TASK
Reproduce the material below verbatim, from its first line through the line containing "recommend-price: ¥9.50 (119, 421, 163, 445)", with both ends included.

── DATA EXTRACT ──

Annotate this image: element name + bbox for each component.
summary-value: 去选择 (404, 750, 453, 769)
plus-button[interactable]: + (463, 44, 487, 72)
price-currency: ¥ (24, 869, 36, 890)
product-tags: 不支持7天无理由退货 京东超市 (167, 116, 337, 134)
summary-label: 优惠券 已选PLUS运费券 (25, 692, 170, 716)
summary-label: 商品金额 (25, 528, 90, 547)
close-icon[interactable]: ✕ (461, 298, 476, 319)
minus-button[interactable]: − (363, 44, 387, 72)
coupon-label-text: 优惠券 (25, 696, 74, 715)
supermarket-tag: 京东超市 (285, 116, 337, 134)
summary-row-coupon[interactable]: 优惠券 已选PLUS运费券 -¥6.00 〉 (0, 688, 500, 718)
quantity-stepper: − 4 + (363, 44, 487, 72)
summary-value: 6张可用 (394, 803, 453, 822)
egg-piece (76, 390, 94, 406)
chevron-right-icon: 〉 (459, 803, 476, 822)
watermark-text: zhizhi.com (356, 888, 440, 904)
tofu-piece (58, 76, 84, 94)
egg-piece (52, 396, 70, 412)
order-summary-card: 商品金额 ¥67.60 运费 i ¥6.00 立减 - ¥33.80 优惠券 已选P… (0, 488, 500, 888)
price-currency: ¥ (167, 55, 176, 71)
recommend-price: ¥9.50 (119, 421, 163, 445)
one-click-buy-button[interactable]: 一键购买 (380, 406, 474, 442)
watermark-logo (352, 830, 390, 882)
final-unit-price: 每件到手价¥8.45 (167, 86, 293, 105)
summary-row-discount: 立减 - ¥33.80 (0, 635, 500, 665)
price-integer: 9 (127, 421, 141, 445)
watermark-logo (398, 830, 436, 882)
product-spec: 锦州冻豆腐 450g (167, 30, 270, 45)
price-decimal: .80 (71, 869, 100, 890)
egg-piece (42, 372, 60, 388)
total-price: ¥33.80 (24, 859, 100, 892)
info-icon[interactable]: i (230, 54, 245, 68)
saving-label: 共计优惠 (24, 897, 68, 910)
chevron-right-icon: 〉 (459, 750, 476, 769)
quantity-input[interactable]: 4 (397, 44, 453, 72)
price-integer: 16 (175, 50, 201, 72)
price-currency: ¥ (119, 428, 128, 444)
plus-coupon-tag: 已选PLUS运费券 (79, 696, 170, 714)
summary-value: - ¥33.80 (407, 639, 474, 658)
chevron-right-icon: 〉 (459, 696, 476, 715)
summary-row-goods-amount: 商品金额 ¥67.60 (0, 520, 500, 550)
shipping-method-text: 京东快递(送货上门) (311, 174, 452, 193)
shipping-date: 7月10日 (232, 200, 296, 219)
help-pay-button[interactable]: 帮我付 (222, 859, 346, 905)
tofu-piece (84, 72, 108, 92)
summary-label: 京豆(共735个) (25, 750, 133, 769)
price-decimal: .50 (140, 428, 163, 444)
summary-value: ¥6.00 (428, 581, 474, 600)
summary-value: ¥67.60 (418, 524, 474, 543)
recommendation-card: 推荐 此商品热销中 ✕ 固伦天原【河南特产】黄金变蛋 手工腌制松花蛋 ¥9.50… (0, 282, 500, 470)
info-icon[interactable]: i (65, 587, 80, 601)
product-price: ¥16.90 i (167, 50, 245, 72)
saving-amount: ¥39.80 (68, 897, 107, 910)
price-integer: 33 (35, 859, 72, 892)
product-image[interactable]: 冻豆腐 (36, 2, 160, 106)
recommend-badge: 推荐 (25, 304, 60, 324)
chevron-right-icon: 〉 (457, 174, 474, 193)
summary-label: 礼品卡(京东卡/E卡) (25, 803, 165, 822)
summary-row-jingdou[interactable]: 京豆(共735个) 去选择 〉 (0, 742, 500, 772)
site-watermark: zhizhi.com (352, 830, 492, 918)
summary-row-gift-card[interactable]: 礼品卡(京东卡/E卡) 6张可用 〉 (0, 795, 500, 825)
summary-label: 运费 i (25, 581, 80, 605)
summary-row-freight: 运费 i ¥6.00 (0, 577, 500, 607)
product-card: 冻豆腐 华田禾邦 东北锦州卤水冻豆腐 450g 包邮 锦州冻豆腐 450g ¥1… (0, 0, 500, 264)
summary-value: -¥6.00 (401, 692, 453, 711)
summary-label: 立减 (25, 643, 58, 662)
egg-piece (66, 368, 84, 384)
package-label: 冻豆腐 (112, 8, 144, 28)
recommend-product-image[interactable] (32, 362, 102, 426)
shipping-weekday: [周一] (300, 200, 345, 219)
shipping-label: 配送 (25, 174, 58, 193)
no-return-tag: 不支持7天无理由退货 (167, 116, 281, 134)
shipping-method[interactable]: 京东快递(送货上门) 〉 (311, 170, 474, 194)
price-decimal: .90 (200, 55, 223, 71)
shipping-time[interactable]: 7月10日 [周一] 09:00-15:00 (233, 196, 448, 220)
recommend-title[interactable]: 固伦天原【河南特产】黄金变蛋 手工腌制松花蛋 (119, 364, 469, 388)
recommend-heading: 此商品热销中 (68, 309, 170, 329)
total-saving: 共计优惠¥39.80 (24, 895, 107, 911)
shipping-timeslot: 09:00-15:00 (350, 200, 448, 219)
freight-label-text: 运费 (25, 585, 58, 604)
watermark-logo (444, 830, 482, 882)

───

RESPONSE
Annotate this image: element name + bbox for each component.
summary-value: 去选择 (404, 750, 453, 769)
plus-button[interactable]: + (463, 44, 487, 72)
price-currency: ¥ (24, 869, 36, 890)
product-tags: 不支持7天无理由退货 京东超市 (167, 116, 337, 134)
summary-label: 优惠券 已选PLUS运费券 (25, 692, 170, 716)
summary-label: 商品金额 (25, 528, 90, 547)
close-icon[interactable]: ✕ (461, 298, 476, 319)
minus-button[interactable]: − (363, 44, 387, 72)
coupon-label-text: 优惠券 (25, 696, 74, 715)
supermarket-tag: 京东超市 (285, 116, 337, 134)
summary-row-coupon[interactable]: 优惠券 已选PLUS运费券 -¥6.00 〉 (0, 688, 500, 718)
quantity-stepper: − 4 + (363, 44, 487, 72)
summary-value: 6张可用 (394, 803, 453, 822)
egg-piece (76, 390, 94, 406)
chevron-right-icon: 〉 (459, 803, 476, 822)
watermark-text: zhizhi.com (356, 888, 440, 904)
tofu-piece (58, 76, 84, 94)
egg-piece (52, 396, 70, 412)
order-summary-card: 商品金额 ¥67.60 运费 i ¥6.00 立减 - ¥33.80 优惠券 已选P… (0, 488, 500, 888)
price-currency: ¥ (167, 55, 176, 71)
recommend-price: ¥9.50 (119, 421, 163, 445)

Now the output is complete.